# [THE TASK]
Can you transcribe every line exactly and leave the pictures behind?

# [THE INPUT]

-----

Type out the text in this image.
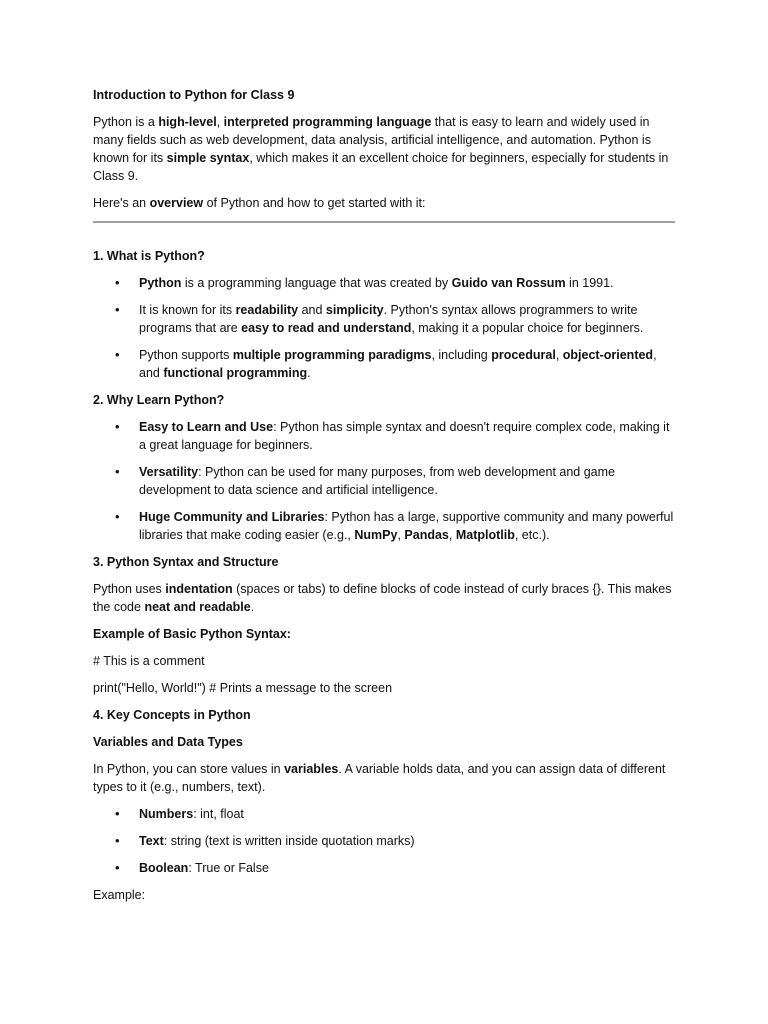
Introduction to Python for Class 9

Python is a high-level, interpreted programming language that is easy to learn and widely used in many fields such as web development, data analysis, artificial intelligence, and automation. Python is known for its simple syntax, which makes it an excellent choice for beginners, especially for students in Class 9.

Here's an overview of Python and how to get started with it:

1. What is Python?

• Python is a programming language that was created by Guido van Rossum in 1991.
• It is known for its readability and simplicity. Python's syntax allows programmers to write programs that are easy to read and understand, making it a popular choice for beginners.
• Python supports multiple programming paradigms, including procedural, object-oriented, and functional programming.

2. Why Learn Python?

• Easy to Learn and Use: Python has simple syntax and doesn't require complex code, making it a great language for beginners.
• Versatility: Python can be used for many purposes, from web development and game development to data science and artificial intelligence.
• Huge Community and Libraries: Python has a large, supportive community and many powerful libraries that make coding easier (e.g., NumPy, Pandas, Matplotlib, etc.).

3. Python Syntax and Structure

Python uses indentation (spaces or tabs) to define blocks of code instead of curly braces {}. This makes the code neat and readable.

Example of Basic Python Syntax:

# This is a comment

print("Hello, World!") # Prints a message to the screen

4. Key Concepts in Python

Variables and Data Types

In Python, you can store values in variables. A variable holds data, and you can assign data of different types to it (e.g., numbers, text).

• Numbers: int, float
• Text: string (text is written inside quotation marks)
• Boolean: True or False

Example:
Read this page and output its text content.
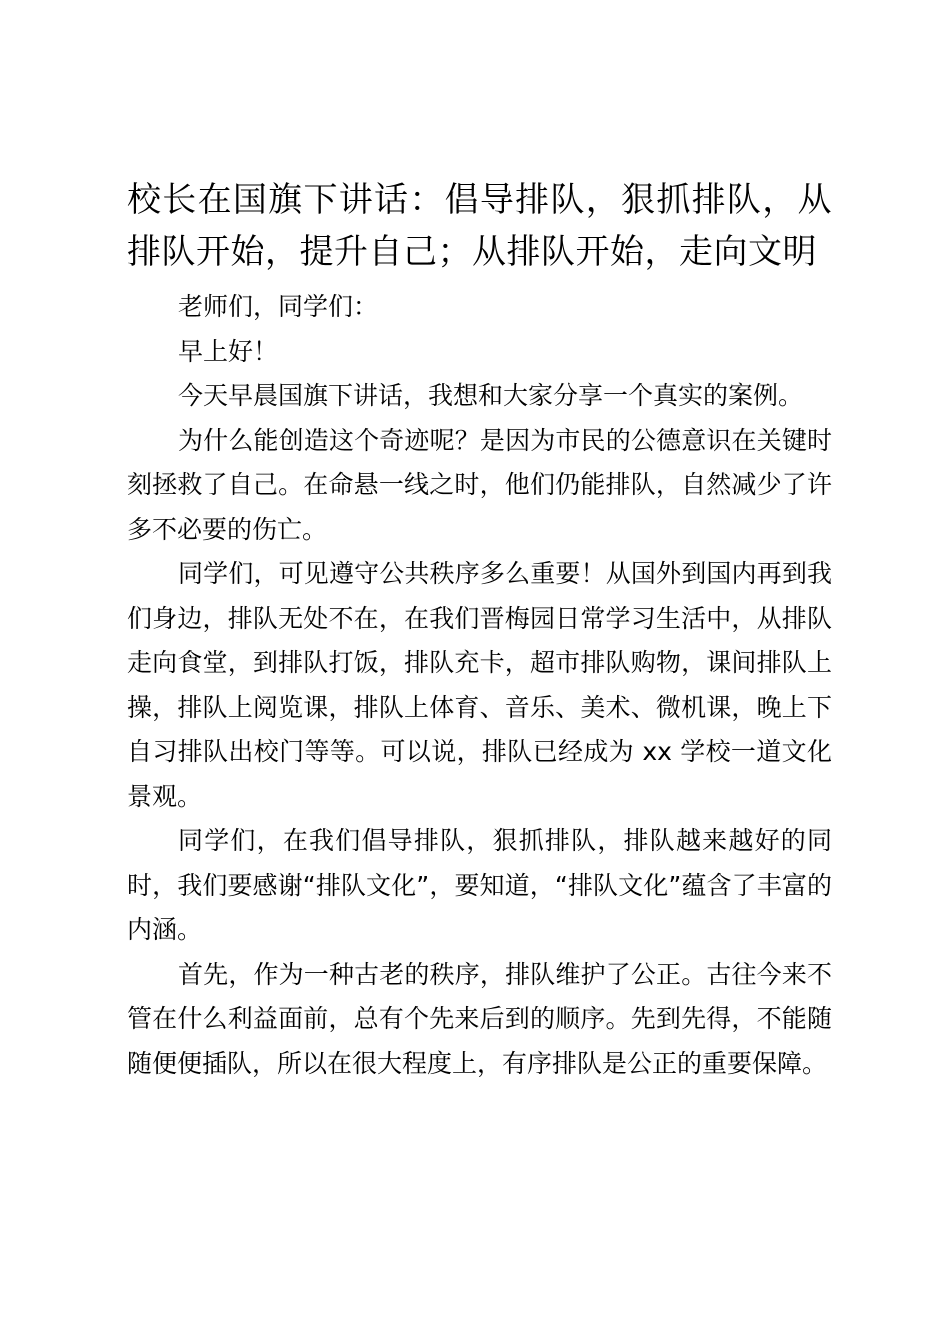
校长在国旗下讲话：倡导排队，狠抓排队，从排队开始，提升自己；从排队开始，走向文明

老师们，同学们：

早上好！

今天早晨国旗下讲话，我想和大家分享一个真实的案例。

为什么能创造这个奇迹呢？是因为市民的公德意识在关键时刻拯救了自己。在命悬一线之时，他们仍能排队，自然减少了许多不必要的伤亡。

同学们，可见遵守公共秩序多么重要！从国外到国内再到我们身边，排队无处不在，在我们晋梅园日常学习生活中，从排队走向食堂，到排队打饭，排队充卡，超市排队购物，课间排队上操，排队上阅览课，排队上体育、音乐、美术、微机课，晚上下自习排队出校门等等。可以说，排队已经成为 xx 学校一道文化景观。

同学们，在我们倡导排队，狠抓排队，排队越来越好的同时，我们要感谢“排队文化”，要知道，“排队文化”蕴含了丰富的内涵。

首先，作为一种古老的秩序，排队维护了公正。古往今来不管在什么利益面前，总有个先来后到的顺序。先到先得，不能随随便便插队，所以在很大程度上，有序排队是公正的重要保障。
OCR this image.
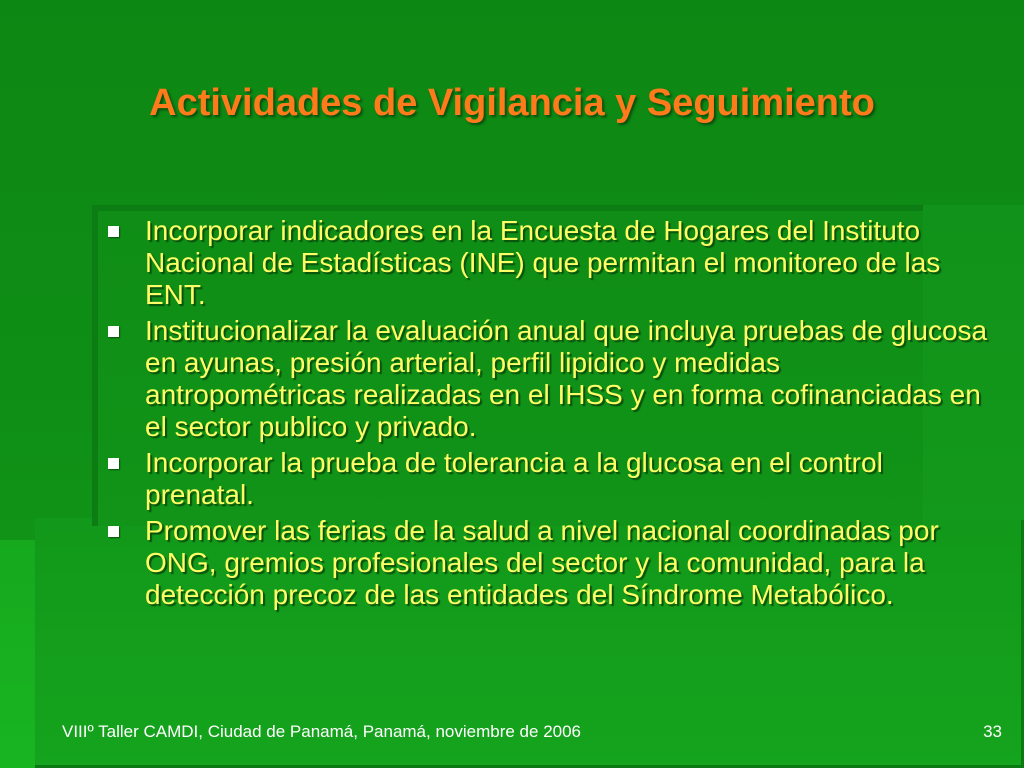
Actividades de Vigilancia y Seguimiento
Incorporar indicadores en la Encuesta de Hogares del Instituto Nacional de Estadísticas (INE) que permitan el monitoreo de las ENT.
Institucionalizar la evaluación anual que incluya pruebas de glucosa en ayunas, presión arterial, perfil lipidico y medidas antropométricas realizadas en el IHSS y en forma cofinanciadas en el sector publico y privado.
Incorporar la prueba de tolerancia a la glucosa en el control prenatal.
Promover las ferias de la salud a nivel nacional coordinadas por ONG, gremios profesionales del sector y la comunidad, para la detección precoz de las entidades del Síndrome Metabólico.
VIIIº Taller CAMDI, Ciudad de Panamá, Panamá, noviembre de 2006	33
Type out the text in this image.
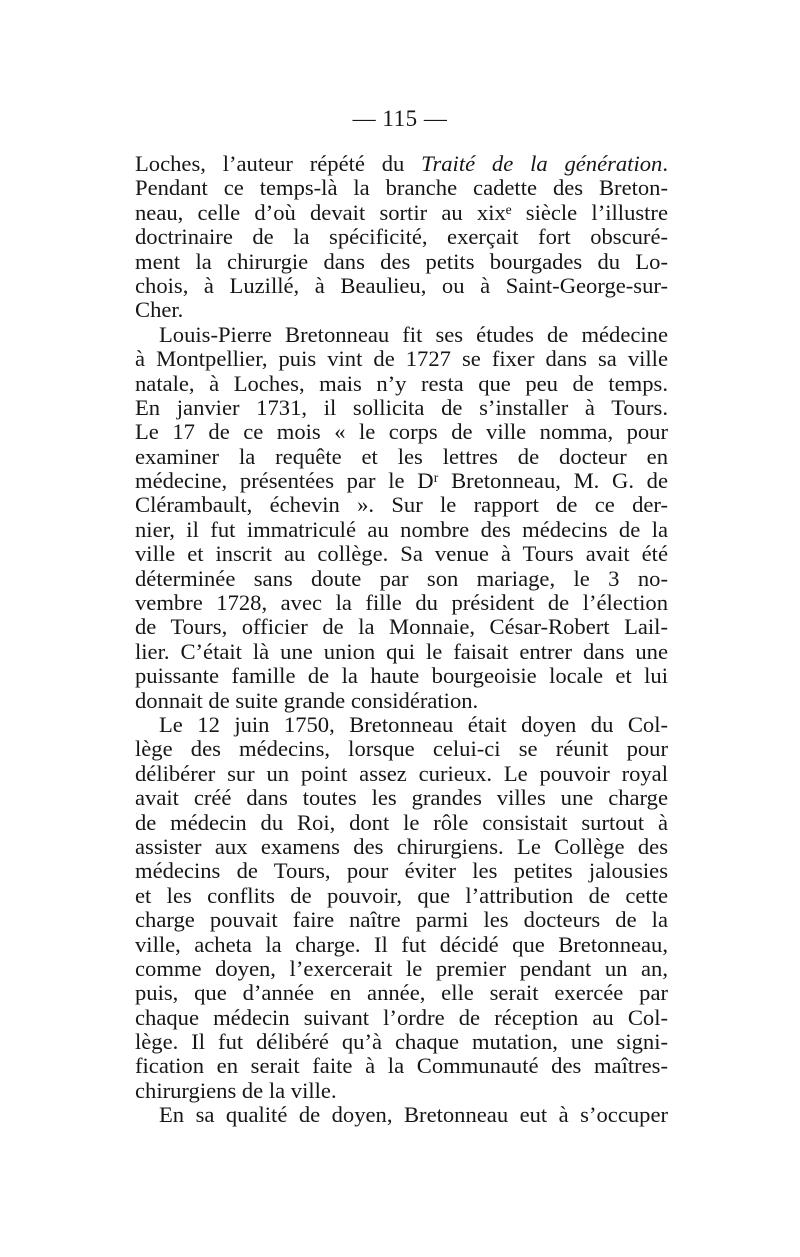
— 115 —
Loches, l’auteur répété du Traité de la génération.
Pendant ce temps-là la branche cadette des Breton-
neau, celle d’où devait sortir au xixᵉ siècle l’illustre
doctrinaire de la spécificité, exerçait fort obscuré-
ment la chirurgie dans des petits bourgades du Lo-
chois, à Luzillé, à Beaulieu, ou à Saint-George-sur-
Cher.
Louis-Pierre Bretonneau fit ses études de médecine
à Montpellier, puis vint de 1727 se fixer dans sa ville
natale, à Loches, mais n’y resta que peu de temps.
En janvier 1731, il sollicita de s’installer à Tours.
Le 17 de ce mois « le corps de ville nomma, pour
examiner la requête et les lettres de docteur en
médecine, présentées par le Dʳ Bretonneau, M. G. de
Clérambault, échevin ». Sur le rapport de ce der-
nier, il fut immatriculé au nombre des médecins de la
ville et inscrit au collège. Sa venue à Tours avait été
déterminée sans doute par son mariage, le 3 no-
vembre 1728, avec la fille du président de l’élection
de Tours, officier de la Monnaie, César-Robert Lail-
lier. C’était là une union qui le faisait entrer dans une
puissante famille de la haute bourgeoisie locale et lui
donnait de suite grande considération.
Le 12 juin 1750, Bretonneau était doyen du Col-
lège des médecins, lorsque celui-ci se réunit pour
délibérer sur un point assez curieux. Le pouvoir royal
avait créé dans toutes les grandes villes une charge
de médecin du Roi, dont le rôle consistait surtout à
assister aux examens des chirurgiens. Le Collège des
médecins de Tours, pour éviter les petites jalousies
et les conflits de pouvoir, que l’attribution de cette
charge pouvait faire naître parmi les docteurs de la
ville, acheta la charge. Il fut décidé que Bretonneau,
comme doyen, l’exercerait le premier pendant un an,
puis, que d’année en année, elle serait exercée par
chaque médecin suivant l’ordre de réception au Col-
lège. Il fut délibéré qu’à chaque mutation, une signi-
fication en serait faite à la Communauté des maîtres-
chirurgiens de la ville.
En sa qualité de doyen, Bretonneau eut à s’occuper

-----

# [EXERCISE RESPONSE]
Type out the text in this image.
Introduction to Python for Class 9

Python is a high-level, interpreted programming language that is easy to learn and widely used in many fields such as web development, data analysis, artificial intelligence, and automation. Python is known for its simple syntax, which makes it an excellent choice for beginners, especially for students in Class 9.

Here's an overview of Python and how to get started with it:

1. What is Python?

• Python is a programming language that was created by Guido van Rossum in 1991.
• It is known for its readability and simplicity. Python's syntax allows programmers to write programs that are easy to read and understand, making it a popular choice for beginners.
• Python supports multiple programming paradigms, including procedural, object-oriented, and functional programming.

2. Why Learn Python?

• Easy to Learn and Use: Python has simple syntax and doesn't require complex code, making it a great language for beginners.
• Versatility: Python can be used for many purposes, from web development and game development to data science and artificial intelligence.
• Huge Community and Libraries: Python has a large, supportive community and many powerful libraries that make coding easier (e.g., NumPy, Pandas, Matplotlib, etc.).

3. Python Syntax and Structure

Python uses indentation (spaces or tabs) to define blocks of code instead of curly braces {}. This makes the code neat and readable.

Example of Basic Python Syntax:

# This is a comment

print("Hello, World!") # Prints a message to the screen

4. Key Concepts in Python

Variables and Data Types

In Python, you can store values in variables. A variable holds data, and you can assign data of different types to it (e.g., numbers, text).

• Numbers: int, float
• Text: string (text is written inside quotation marks)
• Boolean: True or False

Example:
Read this page and output its text content.
校长在国旗下讲话：倡导排队，狠抓排队，从排队开始，提升自己；从排队开始，走向文明

老师们，同学们：

早上好！

今天早晨国旗下讲话，我想和大家分享一个真实的案例。

为什么能创造这个奇迹呢？是因为市民的公德意识在关键时刻拯救了自己。在命悬一线之时，他们仍能排队，自然减少了许多不必要的伤亡。

同学们，可见遵守公共秩序多么重要！从国外到国内再到我们身边，排队无处不在，在我们晋梅园日常学习生活中，从排队走向食堂，到排队打饭，排队充卡，超市排队购物，课间排队上操，排队上阅览课，排队上体育、音乐、美术、微机课，晚上下自习排队出校门等等。可以说，排队已经成为 xx 学校一道文化景观。

同学们，在我们倡导排队，狠抓排队，排队越来越好的同时，我们要感谢“排队文化”，要知道，“排队文化”蕴含了丰富的内涵。

首先，作为一种古老的秩序，排队维护了公正。古往今来不管在什么利益面前，总有个先来后到的顺序。先到先得，不能随随便便插队，所以在很大程度上，有序排队是公正的重要保障。
OCR this image.
Actividades de Vigilancia y Seguimiento
Incorporar indicadores en la Encuesta de Hogares del Instituto Nacional de Estadísticas (INE) que permitan el monitoreo de las ENT.
Institucionalizar la evaluación anual que incluya pruebas de glucosa en ayunas, presión arterial, perfil lipidico y medidas antropométricas realizadas en el IHSS y en forma cofinanciadas en el sector publico y privado.
Incorporar la prueba de tolerancia a la glucosa en el control prenatal.
Promover las ferias de la salud a nivel nacional coordinadas por ONG, gremios profesionales del sector y la comunidad, para la detección precoz de las entidades del Síndrome Metabólico.
VIIIº Taller CAMDI, Ciudad de Panamá, Panamá, noviembre de 2006	33
Type out the text in this image.
— 115 —
Loches, l’auteur répété du Traité de la génération.
Pendant ce temps-là la branche cadette des Breton-
neau, celle d’où devait sortir au xixᵉ siècle l’illustre
doctrinaire de la spécificité, exerçait fort obscuré-
ment la chirurgie dans des petits bourgades du Lo-
chois, à Luzillé, à Beaulieu, ou à Saint-George-sur-
Cher.
Louis-Pierre Bretonneau fit ses études de médecine
à Montpellier, puis vint de 1727 se fixer dans sa ville
natale, à Loches, mais n’y resta que peu de temps.
En janvier 1731, il sollicita de s’installer à Tours.
Le 17 de ce mois « le corps de ville nomma, pour
examiner la requête et les lettres de docteur en
médecine, présentées par le Dʳ Bretonneau, M. G. de
Clérambault, échevin ». Sur le rapport de ce der-
nier, il fut immatriculé au nombre des médecins de la
ville et inscrit au collège. Sa venue à Tours avait été
déterminée sans doute par son mariage, le 3 no-
vembre 1728, avec la fille du président de l’élection
de Tours, officier de la Monnaie, César-Robert Lail-
lier. C’était là une union qui le faisait entrer dans une
puissante famille de la haute bourgeoisie locale et lui
donnait de suite grande considération.
Le 12 juin 1750, Bretonneau était doyen du Col-
lège des médecins, lorsque celui-ci se réunit pour
délibérer sur un point assez curieux. Le pouvoir royal
avait créé dans toutes les grandes villes une charge
de médecin du Roi, dont le rôle consistait surtout à
assister aux examens des chirurgiens. Le Collège des
médecins de Tours, pour éviter les petites jalousies
et les conflits de pouvoir, que l’attribution de cette
charge pouvait faire naître parmi les docteurs de la
ville, acheta la charge. Il fut décidé que Bretonneau,
comme doyen, l’exercerait le premier pendant un an,
puis, que d’année en année, elle serait exercée par
chaque médecin suivant l’ordre de réception au Col-
lège. Il fut délibéré qu’à chaque mutation, une signi-
fication en serait faite à la Communauté des maîtres-
chirurgiens de la ville.
En sa qualité de doyen, Bretonneau eut à s’occuper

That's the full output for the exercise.